------ ENTRIES SHOWN ------
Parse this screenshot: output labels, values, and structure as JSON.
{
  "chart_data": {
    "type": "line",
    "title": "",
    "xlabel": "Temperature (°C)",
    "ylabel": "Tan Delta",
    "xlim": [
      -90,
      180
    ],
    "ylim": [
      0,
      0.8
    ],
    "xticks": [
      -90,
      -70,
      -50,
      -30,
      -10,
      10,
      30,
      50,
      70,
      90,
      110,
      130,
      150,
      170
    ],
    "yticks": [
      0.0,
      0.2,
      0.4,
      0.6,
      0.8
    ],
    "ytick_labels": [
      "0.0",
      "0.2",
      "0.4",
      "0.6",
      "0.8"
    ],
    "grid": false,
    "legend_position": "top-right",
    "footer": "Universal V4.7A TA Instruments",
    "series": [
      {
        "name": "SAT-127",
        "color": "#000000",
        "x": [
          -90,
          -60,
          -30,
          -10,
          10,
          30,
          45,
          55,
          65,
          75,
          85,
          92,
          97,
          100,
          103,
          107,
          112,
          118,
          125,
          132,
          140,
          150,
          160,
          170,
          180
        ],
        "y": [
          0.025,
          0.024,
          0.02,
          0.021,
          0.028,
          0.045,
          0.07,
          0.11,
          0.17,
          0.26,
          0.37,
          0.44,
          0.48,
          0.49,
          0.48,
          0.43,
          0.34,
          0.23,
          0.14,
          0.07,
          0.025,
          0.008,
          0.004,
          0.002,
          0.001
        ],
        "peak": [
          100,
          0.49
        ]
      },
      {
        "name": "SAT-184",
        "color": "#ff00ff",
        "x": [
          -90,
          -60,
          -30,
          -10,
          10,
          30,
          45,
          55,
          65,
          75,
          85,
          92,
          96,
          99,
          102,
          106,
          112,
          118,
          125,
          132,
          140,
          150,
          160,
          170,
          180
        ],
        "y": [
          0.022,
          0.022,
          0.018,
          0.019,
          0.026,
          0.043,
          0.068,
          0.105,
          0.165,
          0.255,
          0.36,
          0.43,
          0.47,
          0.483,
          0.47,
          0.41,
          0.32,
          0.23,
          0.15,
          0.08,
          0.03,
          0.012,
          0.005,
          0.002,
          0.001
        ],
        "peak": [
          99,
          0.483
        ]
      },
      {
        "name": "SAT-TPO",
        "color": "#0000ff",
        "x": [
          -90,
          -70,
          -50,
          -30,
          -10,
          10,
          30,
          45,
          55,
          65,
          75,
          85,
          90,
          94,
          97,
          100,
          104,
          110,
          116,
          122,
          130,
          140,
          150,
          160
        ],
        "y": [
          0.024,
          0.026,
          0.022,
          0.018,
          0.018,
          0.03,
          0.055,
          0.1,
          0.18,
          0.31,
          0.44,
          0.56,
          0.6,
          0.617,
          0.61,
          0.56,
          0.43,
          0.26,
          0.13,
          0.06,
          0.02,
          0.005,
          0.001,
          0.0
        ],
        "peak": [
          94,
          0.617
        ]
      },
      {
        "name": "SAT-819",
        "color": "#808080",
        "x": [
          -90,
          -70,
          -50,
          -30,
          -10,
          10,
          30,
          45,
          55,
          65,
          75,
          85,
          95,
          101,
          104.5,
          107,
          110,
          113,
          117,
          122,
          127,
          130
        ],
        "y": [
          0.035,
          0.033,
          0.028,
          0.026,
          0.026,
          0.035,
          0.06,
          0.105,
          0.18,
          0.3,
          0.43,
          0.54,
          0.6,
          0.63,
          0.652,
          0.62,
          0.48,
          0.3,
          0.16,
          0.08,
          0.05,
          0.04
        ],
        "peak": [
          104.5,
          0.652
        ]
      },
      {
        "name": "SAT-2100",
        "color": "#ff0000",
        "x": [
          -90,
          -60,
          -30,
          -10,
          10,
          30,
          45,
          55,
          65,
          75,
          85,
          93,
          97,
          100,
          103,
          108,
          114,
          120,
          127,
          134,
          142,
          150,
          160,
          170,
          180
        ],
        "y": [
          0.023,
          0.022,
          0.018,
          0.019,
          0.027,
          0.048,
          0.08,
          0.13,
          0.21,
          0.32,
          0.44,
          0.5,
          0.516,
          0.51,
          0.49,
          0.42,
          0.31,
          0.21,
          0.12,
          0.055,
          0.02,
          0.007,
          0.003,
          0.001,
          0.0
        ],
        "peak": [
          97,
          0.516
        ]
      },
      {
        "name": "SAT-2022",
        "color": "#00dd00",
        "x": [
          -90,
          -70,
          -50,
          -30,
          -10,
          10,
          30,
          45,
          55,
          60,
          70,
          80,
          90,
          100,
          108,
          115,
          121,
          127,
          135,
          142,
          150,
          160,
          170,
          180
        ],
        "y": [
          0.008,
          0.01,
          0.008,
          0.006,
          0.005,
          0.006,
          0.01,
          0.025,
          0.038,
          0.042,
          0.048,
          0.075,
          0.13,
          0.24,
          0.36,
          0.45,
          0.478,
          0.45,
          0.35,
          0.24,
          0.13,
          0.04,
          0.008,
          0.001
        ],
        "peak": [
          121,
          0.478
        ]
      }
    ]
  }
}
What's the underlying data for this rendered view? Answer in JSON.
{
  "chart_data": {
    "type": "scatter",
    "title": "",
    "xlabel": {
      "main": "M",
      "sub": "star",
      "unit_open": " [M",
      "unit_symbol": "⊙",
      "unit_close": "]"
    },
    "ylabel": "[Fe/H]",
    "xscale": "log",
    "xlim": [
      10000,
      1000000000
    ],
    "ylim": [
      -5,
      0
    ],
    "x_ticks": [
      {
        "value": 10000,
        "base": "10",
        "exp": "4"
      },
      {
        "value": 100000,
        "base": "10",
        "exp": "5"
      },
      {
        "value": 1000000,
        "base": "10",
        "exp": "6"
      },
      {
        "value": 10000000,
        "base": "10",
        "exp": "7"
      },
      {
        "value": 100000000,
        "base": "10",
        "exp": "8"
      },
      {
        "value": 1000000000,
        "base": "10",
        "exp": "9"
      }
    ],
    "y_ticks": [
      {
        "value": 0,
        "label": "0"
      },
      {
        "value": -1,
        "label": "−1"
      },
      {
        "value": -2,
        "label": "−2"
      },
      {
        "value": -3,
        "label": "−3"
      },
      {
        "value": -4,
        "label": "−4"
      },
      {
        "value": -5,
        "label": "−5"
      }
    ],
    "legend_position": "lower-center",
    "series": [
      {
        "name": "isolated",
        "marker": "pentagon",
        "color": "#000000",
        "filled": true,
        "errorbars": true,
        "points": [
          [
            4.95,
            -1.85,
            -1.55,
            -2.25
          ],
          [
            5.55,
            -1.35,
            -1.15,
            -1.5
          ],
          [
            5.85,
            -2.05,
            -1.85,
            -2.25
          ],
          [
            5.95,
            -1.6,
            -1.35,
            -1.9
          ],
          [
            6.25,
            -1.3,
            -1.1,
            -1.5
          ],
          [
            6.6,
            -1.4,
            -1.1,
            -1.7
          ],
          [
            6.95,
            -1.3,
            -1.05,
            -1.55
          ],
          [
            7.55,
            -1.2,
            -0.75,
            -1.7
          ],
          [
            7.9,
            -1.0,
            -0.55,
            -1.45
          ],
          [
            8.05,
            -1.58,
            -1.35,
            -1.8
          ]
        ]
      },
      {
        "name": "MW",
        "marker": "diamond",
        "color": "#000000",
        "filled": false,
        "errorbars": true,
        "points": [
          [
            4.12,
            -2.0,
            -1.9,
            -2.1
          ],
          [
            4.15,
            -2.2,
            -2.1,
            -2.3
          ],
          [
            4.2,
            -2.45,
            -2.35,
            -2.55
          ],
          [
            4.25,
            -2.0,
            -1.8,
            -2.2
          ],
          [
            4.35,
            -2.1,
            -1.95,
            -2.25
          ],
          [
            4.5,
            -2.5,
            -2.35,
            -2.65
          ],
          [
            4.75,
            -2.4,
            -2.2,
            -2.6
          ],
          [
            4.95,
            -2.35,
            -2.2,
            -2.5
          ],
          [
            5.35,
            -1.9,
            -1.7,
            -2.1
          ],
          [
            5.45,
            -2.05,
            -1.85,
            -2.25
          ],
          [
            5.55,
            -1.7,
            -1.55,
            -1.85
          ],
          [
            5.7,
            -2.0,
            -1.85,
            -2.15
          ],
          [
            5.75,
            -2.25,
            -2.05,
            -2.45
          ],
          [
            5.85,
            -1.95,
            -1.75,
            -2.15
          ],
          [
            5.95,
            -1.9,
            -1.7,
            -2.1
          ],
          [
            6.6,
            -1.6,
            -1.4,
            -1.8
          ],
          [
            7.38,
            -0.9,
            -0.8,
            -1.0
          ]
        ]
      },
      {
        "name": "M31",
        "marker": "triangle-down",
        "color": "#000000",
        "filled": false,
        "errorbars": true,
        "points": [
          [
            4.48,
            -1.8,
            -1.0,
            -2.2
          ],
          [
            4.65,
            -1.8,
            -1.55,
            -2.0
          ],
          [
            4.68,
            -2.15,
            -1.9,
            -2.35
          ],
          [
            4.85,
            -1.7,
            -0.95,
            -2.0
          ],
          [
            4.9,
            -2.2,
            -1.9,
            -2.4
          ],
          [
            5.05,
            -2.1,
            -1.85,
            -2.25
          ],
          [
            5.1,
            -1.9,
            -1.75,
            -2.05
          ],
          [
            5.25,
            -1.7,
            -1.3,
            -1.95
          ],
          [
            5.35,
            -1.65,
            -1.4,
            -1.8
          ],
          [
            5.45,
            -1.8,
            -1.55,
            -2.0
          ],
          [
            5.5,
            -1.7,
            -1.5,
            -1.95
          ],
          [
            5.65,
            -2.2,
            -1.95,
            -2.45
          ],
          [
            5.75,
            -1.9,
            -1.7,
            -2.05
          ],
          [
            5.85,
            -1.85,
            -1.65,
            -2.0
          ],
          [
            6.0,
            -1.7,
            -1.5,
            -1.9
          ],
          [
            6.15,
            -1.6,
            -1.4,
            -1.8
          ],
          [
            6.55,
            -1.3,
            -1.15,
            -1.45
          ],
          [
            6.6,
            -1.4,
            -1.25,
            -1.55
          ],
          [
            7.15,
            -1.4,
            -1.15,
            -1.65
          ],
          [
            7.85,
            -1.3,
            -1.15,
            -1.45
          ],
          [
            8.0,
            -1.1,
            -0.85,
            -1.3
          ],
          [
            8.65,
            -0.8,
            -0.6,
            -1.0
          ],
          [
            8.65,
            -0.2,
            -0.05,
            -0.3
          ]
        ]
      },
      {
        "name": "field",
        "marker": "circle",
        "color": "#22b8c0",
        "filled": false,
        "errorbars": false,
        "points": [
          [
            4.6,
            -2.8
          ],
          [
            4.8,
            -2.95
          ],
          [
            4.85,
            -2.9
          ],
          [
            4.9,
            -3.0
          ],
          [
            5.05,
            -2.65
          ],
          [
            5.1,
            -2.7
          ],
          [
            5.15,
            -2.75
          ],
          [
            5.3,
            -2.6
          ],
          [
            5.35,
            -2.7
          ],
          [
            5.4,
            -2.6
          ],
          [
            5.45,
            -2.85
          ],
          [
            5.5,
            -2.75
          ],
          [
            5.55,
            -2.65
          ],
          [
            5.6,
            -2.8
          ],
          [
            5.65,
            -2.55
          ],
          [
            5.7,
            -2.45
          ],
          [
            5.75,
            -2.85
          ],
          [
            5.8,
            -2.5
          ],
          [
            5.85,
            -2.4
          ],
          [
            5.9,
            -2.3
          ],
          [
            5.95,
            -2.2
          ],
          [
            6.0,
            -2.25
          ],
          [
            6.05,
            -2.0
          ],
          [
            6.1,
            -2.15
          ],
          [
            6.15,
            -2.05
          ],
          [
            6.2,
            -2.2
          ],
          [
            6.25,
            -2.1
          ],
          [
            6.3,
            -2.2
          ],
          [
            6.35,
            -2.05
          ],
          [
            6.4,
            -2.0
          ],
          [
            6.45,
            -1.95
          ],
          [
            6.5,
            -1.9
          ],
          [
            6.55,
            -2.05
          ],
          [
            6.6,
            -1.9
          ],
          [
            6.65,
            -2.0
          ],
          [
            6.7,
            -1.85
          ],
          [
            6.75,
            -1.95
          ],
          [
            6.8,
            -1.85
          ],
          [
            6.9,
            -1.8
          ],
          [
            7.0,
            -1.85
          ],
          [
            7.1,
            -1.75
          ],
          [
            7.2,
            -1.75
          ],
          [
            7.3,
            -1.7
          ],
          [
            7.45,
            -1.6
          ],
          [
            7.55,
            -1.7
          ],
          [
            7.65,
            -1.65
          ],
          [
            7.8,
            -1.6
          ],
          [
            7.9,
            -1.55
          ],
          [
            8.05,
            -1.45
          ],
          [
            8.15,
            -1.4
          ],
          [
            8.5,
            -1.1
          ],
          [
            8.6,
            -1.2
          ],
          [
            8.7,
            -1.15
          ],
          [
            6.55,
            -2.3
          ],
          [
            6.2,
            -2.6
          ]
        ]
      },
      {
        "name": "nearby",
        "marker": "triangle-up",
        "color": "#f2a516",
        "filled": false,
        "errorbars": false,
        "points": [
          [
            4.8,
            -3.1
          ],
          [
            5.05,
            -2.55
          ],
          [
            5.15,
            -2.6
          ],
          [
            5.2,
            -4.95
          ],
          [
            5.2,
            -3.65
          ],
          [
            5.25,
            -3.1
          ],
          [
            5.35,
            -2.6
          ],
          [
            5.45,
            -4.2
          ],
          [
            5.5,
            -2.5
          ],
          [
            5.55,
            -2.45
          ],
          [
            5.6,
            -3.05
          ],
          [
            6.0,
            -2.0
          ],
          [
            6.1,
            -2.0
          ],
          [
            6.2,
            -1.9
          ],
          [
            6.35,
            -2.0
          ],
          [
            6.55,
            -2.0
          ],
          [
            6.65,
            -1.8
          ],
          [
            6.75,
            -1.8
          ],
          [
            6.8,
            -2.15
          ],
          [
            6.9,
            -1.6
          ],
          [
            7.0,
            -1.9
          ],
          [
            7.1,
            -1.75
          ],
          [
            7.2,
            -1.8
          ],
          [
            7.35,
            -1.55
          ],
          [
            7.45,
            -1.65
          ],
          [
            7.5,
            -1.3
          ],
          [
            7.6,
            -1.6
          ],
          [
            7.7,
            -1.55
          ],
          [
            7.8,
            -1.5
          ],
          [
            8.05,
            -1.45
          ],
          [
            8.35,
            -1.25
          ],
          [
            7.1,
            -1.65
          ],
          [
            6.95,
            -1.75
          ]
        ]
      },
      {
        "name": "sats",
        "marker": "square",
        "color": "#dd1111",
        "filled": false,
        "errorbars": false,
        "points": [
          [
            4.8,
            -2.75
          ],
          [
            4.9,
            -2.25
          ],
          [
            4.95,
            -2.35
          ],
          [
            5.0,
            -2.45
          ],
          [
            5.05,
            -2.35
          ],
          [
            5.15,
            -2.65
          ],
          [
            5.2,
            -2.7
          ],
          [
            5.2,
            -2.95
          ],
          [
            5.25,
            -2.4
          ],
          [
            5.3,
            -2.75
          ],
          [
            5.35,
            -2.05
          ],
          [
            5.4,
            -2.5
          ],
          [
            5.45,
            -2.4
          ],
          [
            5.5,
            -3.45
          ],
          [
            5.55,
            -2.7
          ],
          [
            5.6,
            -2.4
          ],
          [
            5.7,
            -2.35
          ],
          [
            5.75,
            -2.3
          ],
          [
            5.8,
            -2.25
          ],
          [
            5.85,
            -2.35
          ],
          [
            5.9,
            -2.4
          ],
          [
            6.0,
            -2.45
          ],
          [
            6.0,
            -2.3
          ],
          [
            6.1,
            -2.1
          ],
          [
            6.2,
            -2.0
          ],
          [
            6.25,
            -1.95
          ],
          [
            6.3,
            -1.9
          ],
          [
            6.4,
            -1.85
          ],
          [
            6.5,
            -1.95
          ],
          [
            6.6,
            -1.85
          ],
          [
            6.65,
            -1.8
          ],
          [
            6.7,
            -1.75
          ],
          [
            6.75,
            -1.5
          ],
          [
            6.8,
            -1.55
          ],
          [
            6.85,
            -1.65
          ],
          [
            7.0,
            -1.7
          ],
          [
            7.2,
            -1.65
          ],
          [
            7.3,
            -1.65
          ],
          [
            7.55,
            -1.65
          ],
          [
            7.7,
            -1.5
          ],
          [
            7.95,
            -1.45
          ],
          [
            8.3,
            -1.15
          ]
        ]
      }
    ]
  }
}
------
§ EXERCISE TASK
Filter the data for the string "color" and copy every line that has it.

§ REPLY
        "color": "#000000",
        "color": "#ff00ff",
        "color": "#0000ff",
        "color": "#808080",
        "color": "#ff0000",
        "color": "#00dd00",
        "color": "#000000",
        "color": "#000000",
        "color": "#000000",
        "color": "#22b8c0",
        "color": "#f2a516",
        "color": "#dd1111",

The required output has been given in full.